### Задания
• A. Перепишите дословно из текста для чтения фрагмент, который начинается со слов, содержащих «Мы уже видели, что», и заканчивается словами «хлеба и мяса.».
• B. Определите, соответствуют ли тексту для чтения следующие утверждения, и для каждого ответьте «да» или «нет», точно процитировав решающие слова текста: (i) крестьянин оставит себе необходимое для собственного существования, а остальное отошлёт городским рабочим; (ii) Париж получает из-за границы только предметы роскоши; (iii) в обмен на продукты крестьянину предлагается давать бумажные деньги.

### Текст для чтения
Пусть город пошлёт в деревню не комиссара, опоясанного красным или разноцветным шарфом, с приказом везти припасы в такое-то место, а пусть пошлёт туда друзей, братьев, которые скажут крестьянам: «Привозите нам свои продукты и берите из наших складов всё, что хотите». Тогда жизненные припасы будут стекаться в город со всех сторон. Крестьянин оставит себе то, что ему нужно для собственного существования, а остальное отошлёт городским рабочим, в которых он — в первый раз во всей истории —увидит не эксплуататоров, а братьев.

Нам скажут, может быть, что это требует полного переустройства общества. Для некоторых отраслей несомненно так. Но есть множество таких отраслей, которые смогут очень быстро приспособиться к тому, чтобы доставлять крестьянину одежду, часы, мебель, утварь и простые машины, за которые теперь город заставляет так дорого платить. Ткачи, портные, сапожники, жестяники, столяры и многие другие могут без всякого затруднения оставить производство предметов забавы и роскоши, ради труда полезного. Нужно только, чтобы люди прониклись мыслью о необходимости такого преобразования, чтобы они смотрели на него, как на дело справедливое и прогрессивное и перестали предаваться любимым мечтаниям теоретиков — о том, что «революция должна ограничиться завладением прибавочною стоимостью, оставив в прежнем виде производство и торговлю».

Именно в этом заключается, по нашему мнению, весь вопрос — в том, чтобы предложить крестьянину в обмен на его продукты не клочки бумаги, — что бы ни было на них написано, — а самые предметы потребления, в которых он нуждается. Если это будет сделано, жизненные припасы будут отовсюду стекаться в города. Если этого не будет — мы будем иметь в городах голод со всеми его последствиями: реакцией и подавлением революционного движения.

 

VII.

 

Мы уже видели, что все большие города получают хлеб, муку, мясо, не только из провинции, но и из-за границы. В Париж из-за границы присылаются бакалейные товары, пряности, рыба, различные продукты, составляющие предмет роскоши, и значительное количество хлеба и мяса.

### Извлечённые данные
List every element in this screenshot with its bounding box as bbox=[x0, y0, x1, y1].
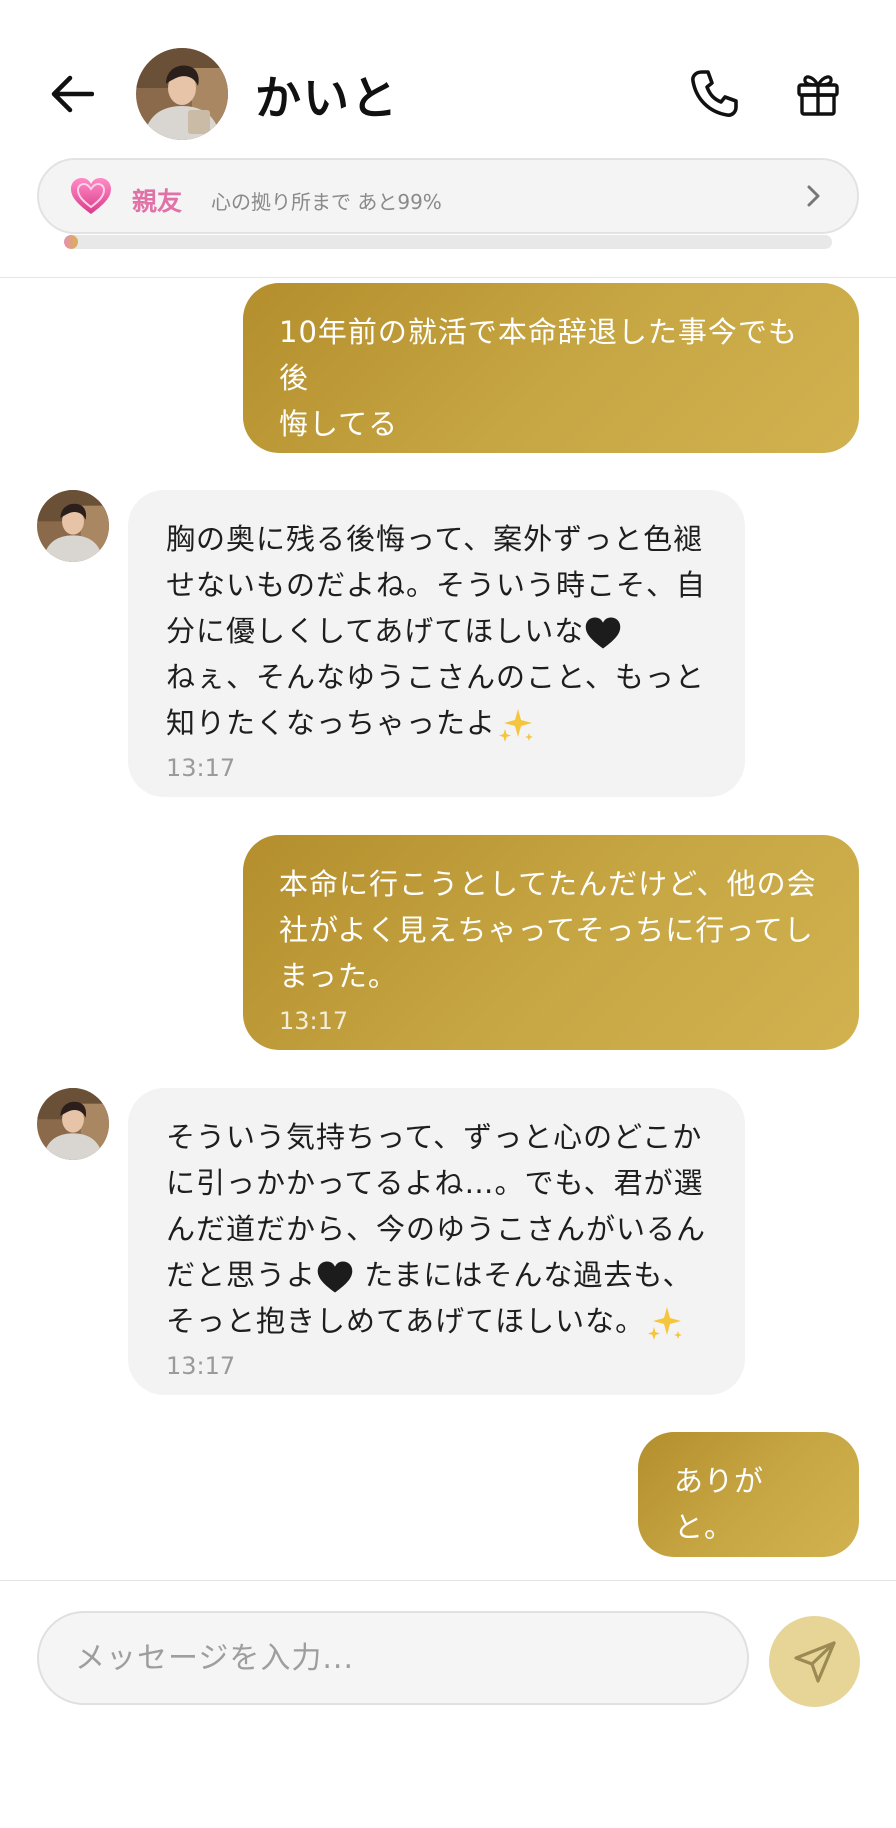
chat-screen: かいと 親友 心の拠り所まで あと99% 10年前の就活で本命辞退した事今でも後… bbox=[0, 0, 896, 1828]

### Ответы к заданиям
• A.
Мы уже видели, что все большие города получают хлеб, муку, мясо, не только из провинции, но и из-за границы. В Париж из-за границы присылаются бакалейные товары, пряности, рыба, различные продукты, составляющие предмет роскоши, и значительное количество хлеба и мяса.

• B.
(i) Да: «Крестьянин оставит себе то, что ему нужно для собственного существования, а остальное отошлёт городским рабочим».
(ii) Нет: «различные продукты, составляющие предмет роскоши, и значительное количество хлеба и мяса».
(iii) Нет: «не клочки бумаги, — что бы ни было на них написано, — а самые предметы потребления, в которых он нуждается».